INSTRUCTION:
Report every line in the listing that contains the string "Article".

** START DATA TO USE **

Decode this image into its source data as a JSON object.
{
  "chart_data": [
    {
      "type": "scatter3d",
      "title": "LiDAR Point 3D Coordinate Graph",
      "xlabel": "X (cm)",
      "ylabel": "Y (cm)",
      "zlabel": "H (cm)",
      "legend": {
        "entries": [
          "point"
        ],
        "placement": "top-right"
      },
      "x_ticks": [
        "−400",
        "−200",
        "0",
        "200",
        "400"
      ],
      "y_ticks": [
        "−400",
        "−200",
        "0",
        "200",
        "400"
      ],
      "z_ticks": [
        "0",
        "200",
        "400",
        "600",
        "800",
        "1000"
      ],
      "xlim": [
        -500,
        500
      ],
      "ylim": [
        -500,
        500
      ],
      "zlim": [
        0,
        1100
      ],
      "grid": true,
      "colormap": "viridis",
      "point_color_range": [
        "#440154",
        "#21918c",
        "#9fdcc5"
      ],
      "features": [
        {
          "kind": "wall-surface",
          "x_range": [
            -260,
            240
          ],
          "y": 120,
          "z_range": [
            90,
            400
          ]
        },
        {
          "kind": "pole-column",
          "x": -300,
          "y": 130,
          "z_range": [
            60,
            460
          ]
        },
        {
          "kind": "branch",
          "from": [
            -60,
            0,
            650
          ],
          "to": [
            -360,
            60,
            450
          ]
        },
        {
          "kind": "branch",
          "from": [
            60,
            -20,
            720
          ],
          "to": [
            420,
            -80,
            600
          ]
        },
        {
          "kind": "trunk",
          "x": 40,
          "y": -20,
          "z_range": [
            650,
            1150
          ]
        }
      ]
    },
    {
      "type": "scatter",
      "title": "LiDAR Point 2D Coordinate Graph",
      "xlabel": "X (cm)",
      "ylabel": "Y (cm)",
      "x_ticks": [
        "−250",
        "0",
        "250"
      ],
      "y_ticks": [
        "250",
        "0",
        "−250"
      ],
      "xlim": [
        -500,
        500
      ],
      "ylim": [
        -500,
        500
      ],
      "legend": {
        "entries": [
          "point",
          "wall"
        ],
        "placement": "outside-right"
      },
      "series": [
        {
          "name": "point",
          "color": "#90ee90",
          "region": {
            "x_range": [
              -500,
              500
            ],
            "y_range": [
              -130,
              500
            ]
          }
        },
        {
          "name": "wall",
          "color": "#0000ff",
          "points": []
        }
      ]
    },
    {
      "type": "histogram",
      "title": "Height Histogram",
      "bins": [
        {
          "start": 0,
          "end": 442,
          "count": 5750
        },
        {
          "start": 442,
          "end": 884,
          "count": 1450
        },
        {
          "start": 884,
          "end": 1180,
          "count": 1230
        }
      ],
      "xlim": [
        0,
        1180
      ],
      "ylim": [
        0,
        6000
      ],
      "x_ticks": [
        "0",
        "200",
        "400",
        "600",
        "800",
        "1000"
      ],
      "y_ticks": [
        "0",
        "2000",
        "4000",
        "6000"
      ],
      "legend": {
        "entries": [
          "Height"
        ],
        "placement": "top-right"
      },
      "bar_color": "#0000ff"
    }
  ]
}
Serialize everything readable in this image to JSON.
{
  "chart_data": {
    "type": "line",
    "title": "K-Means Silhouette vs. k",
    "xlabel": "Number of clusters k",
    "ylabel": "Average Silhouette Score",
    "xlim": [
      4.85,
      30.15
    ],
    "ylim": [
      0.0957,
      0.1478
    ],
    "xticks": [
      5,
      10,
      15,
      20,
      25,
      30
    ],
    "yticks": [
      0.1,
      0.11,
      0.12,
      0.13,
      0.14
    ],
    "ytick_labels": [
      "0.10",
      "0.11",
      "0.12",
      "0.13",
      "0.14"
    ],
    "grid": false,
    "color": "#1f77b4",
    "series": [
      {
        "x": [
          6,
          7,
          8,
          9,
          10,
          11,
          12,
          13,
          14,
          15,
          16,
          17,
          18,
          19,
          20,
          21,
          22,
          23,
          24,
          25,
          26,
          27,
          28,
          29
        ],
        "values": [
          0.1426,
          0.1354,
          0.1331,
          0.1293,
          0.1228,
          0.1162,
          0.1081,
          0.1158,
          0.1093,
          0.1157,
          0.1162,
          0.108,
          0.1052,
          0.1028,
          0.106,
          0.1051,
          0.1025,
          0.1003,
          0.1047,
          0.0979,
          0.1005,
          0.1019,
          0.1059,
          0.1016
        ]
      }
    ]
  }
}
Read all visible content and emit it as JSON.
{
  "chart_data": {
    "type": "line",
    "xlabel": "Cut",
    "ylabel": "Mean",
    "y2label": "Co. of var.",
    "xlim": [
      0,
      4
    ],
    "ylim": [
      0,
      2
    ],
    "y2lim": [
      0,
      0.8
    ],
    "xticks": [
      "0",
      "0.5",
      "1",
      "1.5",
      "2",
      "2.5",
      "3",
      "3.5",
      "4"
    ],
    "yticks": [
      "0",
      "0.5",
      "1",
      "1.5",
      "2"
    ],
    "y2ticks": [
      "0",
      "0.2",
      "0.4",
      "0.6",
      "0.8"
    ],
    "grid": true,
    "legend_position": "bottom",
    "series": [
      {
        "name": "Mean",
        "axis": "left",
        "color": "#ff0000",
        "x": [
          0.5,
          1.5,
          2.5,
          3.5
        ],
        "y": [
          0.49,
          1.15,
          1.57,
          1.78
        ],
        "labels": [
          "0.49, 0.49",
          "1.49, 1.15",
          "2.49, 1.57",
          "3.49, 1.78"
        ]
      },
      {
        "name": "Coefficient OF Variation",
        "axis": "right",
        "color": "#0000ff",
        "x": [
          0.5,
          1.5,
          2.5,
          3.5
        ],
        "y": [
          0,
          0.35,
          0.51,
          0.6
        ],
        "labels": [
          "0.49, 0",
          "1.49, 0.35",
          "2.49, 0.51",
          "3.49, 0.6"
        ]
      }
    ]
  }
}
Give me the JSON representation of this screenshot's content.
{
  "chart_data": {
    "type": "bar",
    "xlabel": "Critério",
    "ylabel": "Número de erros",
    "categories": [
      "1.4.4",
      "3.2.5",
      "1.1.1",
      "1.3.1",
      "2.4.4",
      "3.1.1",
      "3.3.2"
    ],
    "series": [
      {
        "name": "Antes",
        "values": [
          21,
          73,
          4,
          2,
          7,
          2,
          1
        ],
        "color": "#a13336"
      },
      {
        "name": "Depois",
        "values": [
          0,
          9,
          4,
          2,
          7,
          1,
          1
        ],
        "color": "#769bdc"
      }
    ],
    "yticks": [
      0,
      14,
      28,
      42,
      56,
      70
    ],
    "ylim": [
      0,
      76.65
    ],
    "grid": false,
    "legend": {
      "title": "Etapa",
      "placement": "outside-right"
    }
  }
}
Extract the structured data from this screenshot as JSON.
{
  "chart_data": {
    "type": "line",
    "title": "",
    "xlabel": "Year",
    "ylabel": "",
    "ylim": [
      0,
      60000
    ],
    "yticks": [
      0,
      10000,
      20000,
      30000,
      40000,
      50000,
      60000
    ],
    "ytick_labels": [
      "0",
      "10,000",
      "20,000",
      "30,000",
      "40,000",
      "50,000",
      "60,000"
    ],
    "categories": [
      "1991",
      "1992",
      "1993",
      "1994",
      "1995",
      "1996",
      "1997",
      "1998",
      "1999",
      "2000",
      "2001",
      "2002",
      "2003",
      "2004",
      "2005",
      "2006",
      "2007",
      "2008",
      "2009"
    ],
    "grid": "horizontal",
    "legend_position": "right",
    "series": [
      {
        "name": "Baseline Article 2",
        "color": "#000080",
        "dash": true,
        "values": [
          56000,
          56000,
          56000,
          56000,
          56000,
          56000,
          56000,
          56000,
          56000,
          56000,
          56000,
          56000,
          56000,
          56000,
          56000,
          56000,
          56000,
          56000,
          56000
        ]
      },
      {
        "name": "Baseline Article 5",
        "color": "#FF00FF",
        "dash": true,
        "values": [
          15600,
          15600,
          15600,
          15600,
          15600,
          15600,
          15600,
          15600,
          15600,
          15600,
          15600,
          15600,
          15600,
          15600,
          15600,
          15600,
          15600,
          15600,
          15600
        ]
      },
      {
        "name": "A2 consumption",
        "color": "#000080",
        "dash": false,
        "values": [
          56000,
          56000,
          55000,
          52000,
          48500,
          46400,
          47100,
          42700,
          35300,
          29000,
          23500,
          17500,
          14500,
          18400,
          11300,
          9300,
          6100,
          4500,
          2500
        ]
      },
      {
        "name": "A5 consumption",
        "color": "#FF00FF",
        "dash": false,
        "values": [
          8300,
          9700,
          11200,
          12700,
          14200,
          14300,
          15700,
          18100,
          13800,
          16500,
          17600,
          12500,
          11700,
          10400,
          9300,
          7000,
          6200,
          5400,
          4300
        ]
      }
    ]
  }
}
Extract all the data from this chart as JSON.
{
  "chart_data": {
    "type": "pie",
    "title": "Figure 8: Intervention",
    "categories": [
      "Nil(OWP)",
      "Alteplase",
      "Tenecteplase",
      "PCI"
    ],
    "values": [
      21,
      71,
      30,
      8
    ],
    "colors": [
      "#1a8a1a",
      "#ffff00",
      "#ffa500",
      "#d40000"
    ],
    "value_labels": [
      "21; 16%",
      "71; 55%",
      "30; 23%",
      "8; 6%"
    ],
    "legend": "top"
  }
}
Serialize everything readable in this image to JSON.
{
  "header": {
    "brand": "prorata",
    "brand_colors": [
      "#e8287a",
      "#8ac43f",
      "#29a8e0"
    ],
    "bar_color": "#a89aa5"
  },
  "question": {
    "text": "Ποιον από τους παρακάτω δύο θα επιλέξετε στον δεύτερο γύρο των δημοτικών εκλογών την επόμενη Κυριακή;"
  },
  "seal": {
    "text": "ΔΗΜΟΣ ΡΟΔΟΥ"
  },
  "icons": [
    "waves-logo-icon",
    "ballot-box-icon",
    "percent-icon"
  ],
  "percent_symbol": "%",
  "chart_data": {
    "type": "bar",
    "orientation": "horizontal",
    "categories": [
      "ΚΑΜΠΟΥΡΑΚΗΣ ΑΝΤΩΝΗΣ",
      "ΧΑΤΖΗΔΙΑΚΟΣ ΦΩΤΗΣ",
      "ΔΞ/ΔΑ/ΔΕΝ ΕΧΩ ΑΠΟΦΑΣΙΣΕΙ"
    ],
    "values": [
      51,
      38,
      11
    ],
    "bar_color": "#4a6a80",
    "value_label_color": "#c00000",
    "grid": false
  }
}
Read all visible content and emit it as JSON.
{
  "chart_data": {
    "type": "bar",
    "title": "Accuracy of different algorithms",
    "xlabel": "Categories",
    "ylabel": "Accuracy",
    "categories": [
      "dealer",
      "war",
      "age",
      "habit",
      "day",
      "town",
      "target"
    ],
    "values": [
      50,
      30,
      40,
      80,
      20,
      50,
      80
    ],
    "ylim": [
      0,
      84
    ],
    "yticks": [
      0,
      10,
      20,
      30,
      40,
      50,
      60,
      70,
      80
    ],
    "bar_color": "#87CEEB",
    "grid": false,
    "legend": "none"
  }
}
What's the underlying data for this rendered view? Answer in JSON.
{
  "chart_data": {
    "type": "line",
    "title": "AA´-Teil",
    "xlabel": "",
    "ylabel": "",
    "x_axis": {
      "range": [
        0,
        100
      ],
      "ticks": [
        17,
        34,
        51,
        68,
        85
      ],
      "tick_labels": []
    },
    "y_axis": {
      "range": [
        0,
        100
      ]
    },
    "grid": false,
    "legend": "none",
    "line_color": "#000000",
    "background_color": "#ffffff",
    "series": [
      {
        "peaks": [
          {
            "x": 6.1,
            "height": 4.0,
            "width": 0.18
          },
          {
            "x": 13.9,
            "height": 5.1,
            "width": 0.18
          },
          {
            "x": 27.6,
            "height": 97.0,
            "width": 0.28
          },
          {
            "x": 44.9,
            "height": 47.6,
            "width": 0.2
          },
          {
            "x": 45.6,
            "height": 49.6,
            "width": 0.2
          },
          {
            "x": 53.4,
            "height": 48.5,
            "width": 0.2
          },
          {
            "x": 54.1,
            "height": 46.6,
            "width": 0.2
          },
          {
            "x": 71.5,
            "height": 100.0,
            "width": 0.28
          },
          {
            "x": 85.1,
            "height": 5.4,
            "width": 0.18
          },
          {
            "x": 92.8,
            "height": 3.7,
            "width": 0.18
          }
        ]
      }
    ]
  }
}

** END DATA TO USE **

EXERCISE ANSWER:
        "name": "Baseline Article 2",
        "name": "Baseline Article 5",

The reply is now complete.